WORK INSTRUCTIONS – Find every line in the records below that holds the word "this" and copy it.

MATERIAL PROVIDED –
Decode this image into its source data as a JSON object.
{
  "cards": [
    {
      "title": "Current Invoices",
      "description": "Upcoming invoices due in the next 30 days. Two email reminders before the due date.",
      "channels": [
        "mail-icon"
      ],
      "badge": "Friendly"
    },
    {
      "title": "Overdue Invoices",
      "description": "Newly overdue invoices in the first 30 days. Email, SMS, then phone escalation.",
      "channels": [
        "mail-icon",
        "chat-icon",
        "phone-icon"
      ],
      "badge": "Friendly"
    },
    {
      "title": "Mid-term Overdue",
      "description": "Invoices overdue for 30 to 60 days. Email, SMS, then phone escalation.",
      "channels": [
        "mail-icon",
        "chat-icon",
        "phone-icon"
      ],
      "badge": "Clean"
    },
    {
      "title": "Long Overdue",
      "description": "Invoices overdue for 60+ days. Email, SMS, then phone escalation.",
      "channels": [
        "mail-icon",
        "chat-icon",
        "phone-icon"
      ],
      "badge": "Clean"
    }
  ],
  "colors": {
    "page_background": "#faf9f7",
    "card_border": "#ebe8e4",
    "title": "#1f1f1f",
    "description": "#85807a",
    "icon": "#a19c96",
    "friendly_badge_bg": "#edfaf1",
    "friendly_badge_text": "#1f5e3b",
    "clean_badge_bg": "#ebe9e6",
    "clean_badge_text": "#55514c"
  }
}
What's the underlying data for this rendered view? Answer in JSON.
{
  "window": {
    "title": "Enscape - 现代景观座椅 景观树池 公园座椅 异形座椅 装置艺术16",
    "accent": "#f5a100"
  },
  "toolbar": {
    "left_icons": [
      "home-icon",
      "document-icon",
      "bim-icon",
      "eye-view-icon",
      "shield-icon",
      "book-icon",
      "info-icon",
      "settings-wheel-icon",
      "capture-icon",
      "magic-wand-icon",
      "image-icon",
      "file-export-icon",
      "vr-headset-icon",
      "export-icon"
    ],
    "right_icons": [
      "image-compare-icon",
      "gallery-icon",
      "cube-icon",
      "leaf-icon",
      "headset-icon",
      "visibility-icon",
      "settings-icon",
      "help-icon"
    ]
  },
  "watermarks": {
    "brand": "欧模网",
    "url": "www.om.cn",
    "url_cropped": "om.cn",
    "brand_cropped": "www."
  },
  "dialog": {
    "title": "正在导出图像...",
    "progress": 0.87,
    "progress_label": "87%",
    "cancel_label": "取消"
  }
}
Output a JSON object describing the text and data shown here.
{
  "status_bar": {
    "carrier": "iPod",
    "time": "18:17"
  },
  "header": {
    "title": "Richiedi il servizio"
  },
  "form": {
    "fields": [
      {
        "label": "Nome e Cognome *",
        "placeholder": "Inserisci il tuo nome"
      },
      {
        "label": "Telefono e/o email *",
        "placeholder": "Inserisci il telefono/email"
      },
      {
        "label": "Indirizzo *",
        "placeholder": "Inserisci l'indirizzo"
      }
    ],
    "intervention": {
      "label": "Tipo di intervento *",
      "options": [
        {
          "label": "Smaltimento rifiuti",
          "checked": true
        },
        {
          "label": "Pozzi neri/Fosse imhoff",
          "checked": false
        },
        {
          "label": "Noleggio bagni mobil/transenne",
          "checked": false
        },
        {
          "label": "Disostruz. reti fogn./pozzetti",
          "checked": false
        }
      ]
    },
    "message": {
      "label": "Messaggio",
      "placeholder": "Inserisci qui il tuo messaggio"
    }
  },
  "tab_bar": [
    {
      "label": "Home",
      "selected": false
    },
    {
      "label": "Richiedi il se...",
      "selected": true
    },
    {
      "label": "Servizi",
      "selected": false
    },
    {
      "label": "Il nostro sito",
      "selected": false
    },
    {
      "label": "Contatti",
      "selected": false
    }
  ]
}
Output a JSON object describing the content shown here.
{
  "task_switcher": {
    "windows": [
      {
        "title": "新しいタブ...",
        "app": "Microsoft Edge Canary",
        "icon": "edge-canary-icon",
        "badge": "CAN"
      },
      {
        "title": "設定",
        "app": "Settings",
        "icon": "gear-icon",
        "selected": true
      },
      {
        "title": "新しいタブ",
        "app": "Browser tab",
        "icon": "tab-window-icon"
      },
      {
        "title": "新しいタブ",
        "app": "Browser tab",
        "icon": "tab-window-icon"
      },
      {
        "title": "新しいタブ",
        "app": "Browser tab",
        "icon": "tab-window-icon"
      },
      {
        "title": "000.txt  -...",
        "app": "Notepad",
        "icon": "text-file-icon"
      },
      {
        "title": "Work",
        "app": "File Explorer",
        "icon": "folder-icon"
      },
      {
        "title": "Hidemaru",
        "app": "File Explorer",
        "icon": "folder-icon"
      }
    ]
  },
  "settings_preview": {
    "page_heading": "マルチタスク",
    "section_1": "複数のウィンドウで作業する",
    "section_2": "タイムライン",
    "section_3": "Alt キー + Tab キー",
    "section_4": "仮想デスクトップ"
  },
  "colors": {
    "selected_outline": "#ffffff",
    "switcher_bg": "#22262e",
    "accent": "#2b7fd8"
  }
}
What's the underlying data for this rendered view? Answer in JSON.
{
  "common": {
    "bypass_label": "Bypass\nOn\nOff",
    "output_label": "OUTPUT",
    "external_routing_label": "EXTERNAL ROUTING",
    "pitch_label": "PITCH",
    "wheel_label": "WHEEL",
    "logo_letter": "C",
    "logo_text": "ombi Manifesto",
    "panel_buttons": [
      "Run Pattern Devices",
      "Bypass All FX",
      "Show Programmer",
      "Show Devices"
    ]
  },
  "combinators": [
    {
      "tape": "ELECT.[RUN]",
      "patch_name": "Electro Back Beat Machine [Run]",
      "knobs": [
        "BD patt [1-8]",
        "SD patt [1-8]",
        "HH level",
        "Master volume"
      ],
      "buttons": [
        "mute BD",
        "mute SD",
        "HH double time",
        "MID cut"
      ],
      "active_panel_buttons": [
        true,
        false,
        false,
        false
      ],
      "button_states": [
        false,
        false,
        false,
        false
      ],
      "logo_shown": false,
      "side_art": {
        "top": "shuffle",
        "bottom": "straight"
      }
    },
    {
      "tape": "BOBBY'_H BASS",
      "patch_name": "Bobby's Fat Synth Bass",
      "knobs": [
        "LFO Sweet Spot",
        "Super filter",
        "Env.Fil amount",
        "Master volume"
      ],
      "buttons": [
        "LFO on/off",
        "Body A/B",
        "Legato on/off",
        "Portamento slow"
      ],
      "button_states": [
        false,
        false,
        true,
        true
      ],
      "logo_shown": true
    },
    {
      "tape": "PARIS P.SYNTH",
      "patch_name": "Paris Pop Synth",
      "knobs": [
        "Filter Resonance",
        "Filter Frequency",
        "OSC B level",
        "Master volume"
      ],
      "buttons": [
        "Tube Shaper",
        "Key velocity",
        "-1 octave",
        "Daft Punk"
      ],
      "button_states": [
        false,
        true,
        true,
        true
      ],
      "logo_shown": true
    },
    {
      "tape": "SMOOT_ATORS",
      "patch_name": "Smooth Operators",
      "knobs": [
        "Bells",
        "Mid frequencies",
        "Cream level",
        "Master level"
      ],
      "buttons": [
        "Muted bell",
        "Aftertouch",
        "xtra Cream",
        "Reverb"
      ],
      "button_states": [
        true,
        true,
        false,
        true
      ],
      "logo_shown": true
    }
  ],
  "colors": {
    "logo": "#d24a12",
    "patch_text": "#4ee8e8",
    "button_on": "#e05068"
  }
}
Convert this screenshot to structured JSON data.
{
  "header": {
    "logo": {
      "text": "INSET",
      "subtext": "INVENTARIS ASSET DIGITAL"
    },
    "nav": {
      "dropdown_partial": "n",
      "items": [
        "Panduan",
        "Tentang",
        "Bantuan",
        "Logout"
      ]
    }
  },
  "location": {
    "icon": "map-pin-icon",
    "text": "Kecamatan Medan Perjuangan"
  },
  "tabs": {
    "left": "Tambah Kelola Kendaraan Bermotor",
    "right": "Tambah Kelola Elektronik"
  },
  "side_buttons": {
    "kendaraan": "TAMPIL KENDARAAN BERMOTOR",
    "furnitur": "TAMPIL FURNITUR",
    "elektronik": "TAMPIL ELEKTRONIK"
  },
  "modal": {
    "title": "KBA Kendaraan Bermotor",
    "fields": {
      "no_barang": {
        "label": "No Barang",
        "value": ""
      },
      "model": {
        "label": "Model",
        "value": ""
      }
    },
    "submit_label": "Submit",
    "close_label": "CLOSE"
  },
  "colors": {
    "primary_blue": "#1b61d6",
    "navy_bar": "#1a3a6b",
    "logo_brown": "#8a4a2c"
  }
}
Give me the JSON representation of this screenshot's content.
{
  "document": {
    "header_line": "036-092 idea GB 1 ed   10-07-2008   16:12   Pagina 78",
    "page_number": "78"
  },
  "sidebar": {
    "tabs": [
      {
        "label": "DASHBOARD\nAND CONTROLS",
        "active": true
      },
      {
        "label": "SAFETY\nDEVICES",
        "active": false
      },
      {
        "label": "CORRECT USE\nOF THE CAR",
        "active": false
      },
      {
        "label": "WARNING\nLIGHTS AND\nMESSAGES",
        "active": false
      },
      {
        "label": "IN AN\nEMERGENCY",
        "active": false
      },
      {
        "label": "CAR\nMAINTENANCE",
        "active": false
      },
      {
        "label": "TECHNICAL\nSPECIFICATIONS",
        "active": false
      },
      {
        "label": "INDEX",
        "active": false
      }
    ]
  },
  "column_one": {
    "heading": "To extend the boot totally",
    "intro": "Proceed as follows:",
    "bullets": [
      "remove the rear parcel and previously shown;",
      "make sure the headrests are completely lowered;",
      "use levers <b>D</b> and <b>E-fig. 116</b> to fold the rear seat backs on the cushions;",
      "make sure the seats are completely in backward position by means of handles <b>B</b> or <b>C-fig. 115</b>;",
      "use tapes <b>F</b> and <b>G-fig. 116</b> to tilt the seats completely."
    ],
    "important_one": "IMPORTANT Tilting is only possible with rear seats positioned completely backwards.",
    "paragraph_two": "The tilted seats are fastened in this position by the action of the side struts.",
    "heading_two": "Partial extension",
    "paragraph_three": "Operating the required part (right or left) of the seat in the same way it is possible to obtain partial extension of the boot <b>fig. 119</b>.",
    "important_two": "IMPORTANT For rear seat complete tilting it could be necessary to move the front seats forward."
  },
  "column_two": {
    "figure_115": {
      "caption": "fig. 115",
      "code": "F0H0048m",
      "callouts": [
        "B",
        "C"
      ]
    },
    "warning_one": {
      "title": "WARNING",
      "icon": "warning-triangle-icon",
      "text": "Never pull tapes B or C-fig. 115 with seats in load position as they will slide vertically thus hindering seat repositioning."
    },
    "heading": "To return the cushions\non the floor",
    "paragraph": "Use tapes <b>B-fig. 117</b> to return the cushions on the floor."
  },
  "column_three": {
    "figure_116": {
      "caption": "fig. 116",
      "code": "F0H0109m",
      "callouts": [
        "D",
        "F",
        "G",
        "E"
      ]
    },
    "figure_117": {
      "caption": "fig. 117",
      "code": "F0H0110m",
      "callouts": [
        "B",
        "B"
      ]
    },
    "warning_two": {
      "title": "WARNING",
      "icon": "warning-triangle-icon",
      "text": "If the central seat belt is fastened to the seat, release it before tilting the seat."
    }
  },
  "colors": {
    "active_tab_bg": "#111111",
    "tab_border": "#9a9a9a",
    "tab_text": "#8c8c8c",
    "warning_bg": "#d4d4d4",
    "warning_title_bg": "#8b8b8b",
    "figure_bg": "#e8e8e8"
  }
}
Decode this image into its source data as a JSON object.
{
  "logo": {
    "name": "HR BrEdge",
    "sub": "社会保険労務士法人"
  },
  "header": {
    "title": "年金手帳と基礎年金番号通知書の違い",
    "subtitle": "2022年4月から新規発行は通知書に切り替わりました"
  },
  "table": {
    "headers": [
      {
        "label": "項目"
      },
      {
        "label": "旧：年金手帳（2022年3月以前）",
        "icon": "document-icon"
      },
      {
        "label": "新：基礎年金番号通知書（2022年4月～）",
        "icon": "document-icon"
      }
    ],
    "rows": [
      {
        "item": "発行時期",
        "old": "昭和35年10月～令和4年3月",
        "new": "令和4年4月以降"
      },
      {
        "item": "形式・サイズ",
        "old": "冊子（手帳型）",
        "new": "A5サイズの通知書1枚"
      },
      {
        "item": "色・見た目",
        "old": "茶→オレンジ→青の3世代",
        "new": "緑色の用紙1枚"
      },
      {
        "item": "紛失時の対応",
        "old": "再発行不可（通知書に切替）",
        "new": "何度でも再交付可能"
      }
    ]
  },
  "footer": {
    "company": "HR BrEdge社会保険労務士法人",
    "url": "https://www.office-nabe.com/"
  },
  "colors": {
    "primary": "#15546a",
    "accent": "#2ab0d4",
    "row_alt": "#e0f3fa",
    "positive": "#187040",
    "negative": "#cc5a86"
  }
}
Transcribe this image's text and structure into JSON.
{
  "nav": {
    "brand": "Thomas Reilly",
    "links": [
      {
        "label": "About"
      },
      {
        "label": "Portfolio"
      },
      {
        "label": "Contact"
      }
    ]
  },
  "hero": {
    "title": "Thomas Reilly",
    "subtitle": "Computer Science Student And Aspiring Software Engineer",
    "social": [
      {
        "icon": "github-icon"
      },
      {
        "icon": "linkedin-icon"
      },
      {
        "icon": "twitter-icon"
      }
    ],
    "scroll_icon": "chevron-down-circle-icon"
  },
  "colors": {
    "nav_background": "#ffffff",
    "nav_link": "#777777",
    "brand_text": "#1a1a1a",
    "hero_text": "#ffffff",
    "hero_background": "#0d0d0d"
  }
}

FULL SOLUTION –
Decode this image into its source data as a JSON object.
What's the underlying data for this rendered view? Answer in JSON.
What's the underlying data for this rendered view? Answer in JSON.
Convert this screenshot to structured JSON data.
Give me the JSON representation of this screenshot's content.
    "paragraph_two": "The tilted seats are fastened in this position by the action of the side struts.",
Decode this image into its source data as a JSON object.
Transcribe this image's text and structure into JSON.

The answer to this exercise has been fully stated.